A block of data:
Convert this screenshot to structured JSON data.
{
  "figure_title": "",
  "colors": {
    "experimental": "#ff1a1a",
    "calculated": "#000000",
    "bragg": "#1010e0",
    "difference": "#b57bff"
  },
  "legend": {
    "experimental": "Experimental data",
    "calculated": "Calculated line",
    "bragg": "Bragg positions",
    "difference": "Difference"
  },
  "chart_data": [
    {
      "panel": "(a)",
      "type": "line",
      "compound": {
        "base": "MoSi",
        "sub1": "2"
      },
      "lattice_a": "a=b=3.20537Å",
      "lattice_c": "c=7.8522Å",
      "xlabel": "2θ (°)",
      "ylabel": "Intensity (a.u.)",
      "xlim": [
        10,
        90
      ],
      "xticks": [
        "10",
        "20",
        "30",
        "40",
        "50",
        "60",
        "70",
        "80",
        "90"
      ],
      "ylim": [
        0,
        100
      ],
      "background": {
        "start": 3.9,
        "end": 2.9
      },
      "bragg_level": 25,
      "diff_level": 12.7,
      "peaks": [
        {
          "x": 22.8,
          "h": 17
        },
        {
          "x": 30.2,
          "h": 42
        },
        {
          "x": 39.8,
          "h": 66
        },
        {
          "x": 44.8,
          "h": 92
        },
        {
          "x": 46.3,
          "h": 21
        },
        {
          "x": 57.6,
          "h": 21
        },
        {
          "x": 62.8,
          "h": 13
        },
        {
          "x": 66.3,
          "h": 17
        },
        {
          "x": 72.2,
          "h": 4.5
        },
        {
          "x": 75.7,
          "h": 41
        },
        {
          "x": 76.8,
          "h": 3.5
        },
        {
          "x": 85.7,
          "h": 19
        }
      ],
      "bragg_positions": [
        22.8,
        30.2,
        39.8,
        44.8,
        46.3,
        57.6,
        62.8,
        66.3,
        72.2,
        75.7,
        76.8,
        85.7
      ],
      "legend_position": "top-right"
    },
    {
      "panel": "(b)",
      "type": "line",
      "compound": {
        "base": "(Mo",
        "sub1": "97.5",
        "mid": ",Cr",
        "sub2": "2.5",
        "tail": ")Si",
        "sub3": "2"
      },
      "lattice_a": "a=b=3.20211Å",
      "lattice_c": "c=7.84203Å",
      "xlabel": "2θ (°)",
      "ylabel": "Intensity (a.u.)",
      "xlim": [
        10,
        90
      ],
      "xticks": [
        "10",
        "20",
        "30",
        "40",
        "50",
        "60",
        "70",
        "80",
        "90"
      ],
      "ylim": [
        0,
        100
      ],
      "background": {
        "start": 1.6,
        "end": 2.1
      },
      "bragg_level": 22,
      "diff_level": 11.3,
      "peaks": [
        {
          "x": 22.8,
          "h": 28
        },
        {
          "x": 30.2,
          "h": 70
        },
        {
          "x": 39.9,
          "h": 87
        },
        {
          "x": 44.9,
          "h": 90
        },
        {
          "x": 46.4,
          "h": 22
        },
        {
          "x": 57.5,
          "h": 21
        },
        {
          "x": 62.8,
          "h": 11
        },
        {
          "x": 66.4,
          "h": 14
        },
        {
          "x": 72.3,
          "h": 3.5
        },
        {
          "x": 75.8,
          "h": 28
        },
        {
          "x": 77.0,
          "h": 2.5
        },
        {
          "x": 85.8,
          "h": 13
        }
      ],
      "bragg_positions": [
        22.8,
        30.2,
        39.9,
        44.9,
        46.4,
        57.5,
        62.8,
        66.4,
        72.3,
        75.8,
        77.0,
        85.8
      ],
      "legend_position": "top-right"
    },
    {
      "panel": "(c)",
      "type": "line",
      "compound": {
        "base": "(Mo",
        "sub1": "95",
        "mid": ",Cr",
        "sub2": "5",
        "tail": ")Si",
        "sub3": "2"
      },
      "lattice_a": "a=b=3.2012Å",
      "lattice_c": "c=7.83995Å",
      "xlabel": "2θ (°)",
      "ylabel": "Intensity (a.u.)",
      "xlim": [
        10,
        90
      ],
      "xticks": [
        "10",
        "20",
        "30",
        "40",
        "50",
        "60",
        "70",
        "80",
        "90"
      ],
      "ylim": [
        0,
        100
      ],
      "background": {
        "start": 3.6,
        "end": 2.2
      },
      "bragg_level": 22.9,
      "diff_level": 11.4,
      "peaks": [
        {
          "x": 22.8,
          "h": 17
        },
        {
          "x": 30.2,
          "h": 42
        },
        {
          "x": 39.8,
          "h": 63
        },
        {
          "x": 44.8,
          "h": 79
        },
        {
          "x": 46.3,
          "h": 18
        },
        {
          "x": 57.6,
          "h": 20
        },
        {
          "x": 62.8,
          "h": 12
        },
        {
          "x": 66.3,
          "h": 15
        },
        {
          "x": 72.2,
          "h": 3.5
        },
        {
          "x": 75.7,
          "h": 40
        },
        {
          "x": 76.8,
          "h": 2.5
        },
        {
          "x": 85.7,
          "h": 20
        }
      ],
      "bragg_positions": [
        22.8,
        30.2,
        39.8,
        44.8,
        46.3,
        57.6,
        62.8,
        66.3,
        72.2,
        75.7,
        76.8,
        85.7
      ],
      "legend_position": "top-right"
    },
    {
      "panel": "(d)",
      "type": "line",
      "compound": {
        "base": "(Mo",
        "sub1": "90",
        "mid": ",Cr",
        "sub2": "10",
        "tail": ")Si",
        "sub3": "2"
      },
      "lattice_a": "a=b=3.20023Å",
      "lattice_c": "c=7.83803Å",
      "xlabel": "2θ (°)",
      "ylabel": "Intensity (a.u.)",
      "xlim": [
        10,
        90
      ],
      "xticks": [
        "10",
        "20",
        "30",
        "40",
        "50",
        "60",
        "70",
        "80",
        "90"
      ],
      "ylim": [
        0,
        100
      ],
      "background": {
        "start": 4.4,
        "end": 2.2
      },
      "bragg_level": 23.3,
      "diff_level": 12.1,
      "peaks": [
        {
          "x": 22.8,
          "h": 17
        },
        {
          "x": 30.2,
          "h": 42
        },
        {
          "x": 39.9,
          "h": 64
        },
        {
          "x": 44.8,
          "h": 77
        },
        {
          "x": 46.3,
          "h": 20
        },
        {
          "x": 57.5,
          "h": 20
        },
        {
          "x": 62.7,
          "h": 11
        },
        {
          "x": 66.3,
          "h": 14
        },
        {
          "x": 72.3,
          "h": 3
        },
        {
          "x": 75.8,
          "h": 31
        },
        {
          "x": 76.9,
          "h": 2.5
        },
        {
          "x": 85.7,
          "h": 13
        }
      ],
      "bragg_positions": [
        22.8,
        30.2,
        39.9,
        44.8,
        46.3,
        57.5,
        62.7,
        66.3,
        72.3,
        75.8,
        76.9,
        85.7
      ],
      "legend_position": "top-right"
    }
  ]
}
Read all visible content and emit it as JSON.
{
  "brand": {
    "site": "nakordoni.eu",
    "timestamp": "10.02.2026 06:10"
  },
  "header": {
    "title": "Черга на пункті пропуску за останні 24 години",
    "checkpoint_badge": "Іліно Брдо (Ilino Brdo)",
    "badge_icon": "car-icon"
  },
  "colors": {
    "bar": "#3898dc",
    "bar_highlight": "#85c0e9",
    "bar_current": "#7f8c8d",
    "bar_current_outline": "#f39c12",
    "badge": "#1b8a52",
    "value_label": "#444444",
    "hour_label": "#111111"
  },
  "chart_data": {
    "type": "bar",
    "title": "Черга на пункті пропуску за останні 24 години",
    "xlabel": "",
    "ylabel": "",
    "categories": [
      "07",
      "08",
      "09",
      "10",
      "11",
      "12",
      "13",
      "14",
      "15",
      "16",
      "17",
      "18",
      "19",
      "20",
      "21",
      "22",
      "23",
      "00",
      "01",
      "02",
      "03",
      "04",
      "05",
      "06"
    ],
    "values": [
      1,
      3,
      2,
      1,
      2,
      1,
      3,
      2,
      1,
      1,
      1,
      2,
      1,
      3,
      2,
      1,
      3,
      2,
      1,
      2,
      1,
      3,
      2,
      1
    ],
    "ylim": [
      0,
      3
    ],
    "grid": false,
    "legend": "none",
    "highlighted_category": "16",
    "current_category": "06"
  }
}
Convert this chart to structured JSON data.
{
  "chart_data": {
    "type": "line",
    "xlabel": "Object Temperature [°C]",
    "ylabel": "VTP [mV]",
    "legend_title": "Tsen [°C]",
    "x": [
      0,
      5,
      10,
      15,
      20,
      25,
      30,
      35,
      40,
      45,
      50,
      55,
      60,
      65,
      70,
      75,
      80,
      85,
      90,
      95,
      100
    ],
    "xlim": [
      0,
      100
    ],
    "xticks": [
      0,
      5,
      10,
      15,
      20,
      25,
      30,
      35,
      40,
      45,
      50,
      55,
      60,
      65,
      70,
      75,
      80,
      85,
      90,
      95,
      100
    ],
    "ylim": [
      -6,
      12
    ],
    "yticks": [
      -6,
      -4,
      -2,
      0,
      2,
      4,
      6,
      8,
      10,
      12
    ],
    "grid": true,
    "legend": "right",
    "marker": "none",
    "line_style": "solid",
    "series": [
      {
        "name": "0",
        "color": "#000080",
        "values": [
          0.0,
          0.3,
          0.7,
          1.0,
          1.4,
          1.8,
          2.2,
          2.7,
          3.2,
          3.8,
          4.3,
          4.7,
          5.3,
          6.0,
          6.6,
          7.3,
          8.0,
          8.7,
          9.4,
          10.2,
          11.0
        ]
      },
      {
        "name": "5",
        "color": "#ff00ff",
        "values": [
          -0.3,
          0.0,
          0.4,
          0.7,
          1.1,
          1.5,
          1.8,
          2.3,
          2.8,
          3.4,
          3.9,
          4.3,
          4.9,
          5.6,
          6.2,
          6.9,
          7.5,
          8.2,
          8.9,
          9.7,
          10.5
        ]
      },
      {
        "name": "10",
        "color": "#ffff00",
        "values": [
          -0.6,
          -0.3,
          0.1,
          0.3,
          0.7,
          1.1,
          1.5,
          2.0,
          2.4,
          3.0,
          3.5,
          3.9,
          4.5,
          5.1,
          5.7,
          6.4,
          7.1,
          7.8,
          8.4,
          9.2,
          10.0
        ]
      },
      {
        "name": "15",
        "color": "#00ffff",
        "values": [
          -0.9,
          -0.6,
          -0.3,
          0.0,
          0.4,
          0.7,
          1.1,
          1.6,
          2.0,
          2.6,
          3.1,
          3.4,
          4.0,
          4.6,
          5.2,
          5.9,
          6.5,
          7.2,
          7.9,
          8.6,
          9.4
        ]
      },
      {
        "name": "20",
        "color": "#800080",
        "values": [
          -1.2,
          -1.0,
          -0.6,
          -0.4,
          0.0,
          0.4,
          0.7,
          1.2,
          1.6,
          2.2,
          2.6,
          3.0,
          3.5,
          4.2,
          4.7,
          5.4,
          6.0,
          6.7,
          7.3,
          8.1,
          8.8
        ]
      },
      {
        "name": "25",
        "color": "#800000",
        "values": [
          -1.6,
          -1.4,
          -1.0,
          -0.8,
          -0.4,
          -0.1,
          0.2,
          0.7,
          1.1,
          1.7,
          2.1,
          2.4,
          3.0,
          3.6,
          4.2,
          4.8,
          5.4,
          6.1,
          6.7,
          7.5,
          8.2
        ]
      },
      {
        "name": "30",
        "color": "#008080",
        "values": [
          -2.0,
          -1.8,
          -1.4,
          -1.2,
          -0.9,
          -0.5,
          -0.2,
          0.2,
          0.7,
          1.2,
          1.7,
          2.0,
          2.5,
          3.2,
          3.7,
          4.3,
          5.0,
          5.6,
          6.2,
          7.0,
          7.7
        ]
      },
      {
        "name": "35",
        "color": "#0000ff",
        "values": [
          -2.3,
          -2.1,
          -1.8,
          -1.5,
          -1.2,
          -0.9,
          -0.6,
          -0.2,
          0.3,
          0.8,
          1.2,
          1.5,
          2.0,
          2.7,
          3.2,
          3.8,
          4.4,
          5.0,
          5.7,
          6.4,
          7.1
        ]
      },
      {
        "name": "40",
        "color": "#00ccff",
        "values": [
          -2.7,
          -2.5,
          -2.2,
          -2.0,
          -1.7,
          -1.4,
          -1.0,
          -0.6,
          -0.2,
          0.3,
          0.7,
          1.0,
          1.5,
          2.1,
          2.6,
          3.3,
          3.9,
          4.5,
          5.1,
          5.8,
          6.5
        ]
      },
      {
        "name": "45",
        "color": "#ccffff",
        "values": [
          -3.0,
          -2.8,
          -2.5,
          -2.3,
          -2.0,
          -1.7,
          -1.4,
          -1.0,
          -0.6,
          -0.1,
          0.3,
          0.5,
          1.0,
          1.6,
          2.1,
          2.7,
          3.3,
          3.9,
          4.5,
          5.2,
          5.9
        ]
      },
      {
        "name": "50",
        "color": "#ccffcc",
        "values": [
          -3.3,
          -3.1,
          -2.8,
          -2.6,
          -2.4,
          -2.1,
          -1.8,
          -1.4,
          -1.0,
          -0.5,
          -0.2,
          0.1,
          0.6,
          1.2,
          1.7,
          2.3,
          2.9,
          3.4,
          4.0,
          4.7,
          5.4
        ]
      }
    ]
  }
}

• _WHAT IS ASKED_
Of the lines in the listing, how many hold the word "name"? Nothing but the number is needed.

• _EXERCISE ANSWER_
11